◆ **Given exercise**
Quote every line below exactly as it reads.

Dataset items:
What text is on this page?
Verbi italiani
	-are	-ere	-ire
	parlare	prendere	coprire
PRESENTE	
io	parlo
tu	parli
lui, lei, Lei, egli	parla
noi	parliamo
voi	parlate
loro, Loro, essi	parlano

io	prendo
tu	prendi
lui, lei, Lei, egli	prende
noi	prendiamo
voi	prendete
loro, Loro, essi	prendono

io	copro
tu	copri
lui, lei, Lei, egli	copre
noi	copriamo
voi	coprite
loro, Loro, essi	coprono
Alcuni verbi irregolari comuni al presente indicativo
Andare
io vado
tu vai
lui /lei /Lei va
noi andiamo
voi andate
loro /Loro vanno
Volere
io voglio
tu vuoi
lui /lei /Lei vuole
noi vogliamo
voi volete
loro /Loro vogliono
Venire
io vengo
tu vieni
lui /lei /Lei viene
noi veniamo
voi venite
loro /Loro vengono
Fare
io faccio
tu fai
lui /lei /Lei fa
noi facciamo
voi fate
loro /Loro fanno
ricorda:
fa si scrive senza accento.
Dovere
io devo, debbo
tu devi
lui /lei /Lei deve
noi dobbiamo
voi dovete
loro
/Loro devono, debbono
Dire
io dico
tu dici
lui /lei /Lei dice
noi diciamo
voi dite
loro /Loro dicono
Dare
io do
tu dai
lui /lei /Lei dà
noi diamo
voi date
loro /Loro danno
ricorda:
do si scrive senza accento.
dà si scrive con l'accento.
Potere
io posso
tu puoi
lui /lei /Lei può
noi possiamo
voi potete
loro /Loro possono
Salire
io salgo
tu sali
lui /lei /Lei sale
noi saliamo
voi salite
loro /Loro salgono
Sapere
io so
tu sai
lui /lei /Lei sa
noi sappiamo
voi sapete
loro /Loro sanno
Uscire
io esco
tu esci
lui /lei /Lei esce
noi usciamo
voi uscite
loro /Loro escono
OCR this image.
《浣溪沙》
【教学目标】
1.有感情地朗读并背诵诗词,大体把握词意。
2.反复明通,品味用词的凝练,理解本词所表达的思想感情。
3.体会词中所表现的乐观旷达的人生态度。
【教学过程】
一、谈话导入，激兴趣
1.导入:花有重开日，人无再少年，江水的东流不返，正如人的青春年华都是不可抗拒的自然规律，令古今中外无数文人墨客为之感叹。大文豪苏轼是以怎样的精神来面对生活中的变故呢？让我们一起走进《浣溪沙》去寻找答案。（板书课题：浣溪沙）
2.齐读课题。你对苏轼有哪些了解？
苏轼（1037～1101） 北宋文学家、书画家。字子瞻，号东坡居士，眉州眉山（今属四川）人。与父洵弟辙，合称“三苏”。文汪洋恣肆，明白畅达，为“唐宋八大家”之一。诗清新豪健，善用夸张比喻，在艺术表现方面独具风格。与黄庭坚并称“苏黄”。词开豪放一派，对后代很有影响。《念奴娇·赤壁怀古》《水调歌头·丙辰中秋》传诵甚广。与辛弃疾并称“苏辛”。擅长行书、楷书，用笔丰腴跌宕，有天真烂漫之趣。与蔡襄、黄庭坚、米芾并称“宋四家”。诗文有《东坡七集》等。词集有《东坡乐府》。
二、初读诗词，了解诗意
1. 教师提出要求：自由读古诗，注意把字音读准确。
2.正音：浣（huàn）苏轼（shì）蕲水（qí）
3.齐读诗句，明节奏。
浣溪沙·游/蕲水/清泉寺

◆ **Written answer**
What text is on this page?
Verbi italiani
	-are	-ere	-ire
	parlare	prendere	coprire
PRESENTE	
io	parlo
tu	parli
lui, lei, Lei, egli	parla
noi	parliamo
voi	parlate
loro, Loro, essi	parlano

io	prendo
tu	prendi
lui, lei, Lei, egli	prende
noi	prendiamo
voi	prendete
loro, Loro, essi	prendono

io	copro
tu	copri
lui, lei, Lei, egli	copre
noi	copriamo
voi	coprite
loro, Loro, essi	coprono
Alcuni verbi irregolari comuni al presente indicativo
Andare
io vado
tu vai
lui /lei /Lei va
noi andiamo
voi andate
loro /Loro vanno
Volere
io voglio
tu vuoi
lui /lei /Lei vuole
noi vogliamo
voi volete
loro /Loro vogliono
Venire
io vengo
tu vieni
lui /lei /Lei viene
noi veniamo
voi venite
loro /Loro vengono
Fare
io faccio
tu fai
lui /lei /Lei fa
noi facciamo
voi fate
loro /Loro fanno
ricorda:
fa si scrive senza accento.
Dovere
io devo, debbo
tu devi
lui /lei /Lei deve
noi dobbiamo
voi dovete
loro
/Loro devono, debbono
Dire
io dico
tu dici
lui /lei /Lei dice
noi diciamo
voi dite
loro /Loro dicono
Dare
io do
tu dai
lui /lei /Lei dà
noi diamo
voi date
loro /Loro danno
ricorda:
do si scrive senza accento.
dà si scrive con l'accento.
Potere
io posso
tu puoi
lui /lei /Lei può
noi possiamo
voi potete
loro /Loro possono
Salire
io salgo
tu sali
lui /lei /Lei sale
noi saliamo
voi salite
loro /Loro salgono
Sapere
io so
tu sai
lui /lei /Lei sa
noi sappiamo
voi sapete
loro /Loro sanno
Uscire
io esco
tu esci
lui /lei /Lei esce
noi usciamo
voi uscite
loro /Loro escono
OCR this image.
《浣溪沙》
【教学目标】
1.有感情地朗读并背诵诗词,大体把握词意。
2.反复明通,品味用词的凝练,理解本词所表达的思想感情。
3.体会词中所表现的乐观旷达的人生态度。
【教学过程】
一、谈话导入，激兴趣
1.导入:花有重开日，人无再少年，江水的东流不返，正如人的青春年华都是不可抗拒的自然规律，令古今中外无数文人墨客为之感叹。大文豪苏轼是以怎样的精神来面对生活中的变故呢？让我们一起走进《浣溪沙》去寻找答案。（板书课题：浣溪沙）
2.齐读课题。你对苏轼有哪些了解？
苏轼（1037～1101） 北宋文学家、书画家。字子瞻，号东坡居士，眉州眉山（今属四川）人。与父洵弟辙，合称“三苏”。文汪洋恣肆，明白畅达，为“唐宋八大家”之一。诗清新豪健，善用夸张比喻，在艺术表现方面独具风格。与黄庭坚并称“苏黄”。词开豪放一派，对后代很有影响。《念奴娇·赤壁怀古》《水调歌头·丙辰中秋》传诵甚广。与辛弃疾并称“苏辛”。擅长行书、楷书，用笔丰腴跌宕，有天真烂漫之趣。与蔡襄、黄庭坚、米芾并称“宋四家”。诗文有《东坡七集》等。词集有《东坡乐府》。
二、初读诗词，了解诗意
1. 教师提出要求：自由读古诗，注意把字音读准确。
2.正音：浣（huàn）苏轼（shì）蕲水（qí）
3.齐读诗句，明节奏。
浣溪沙·游/蕲水/清泉寺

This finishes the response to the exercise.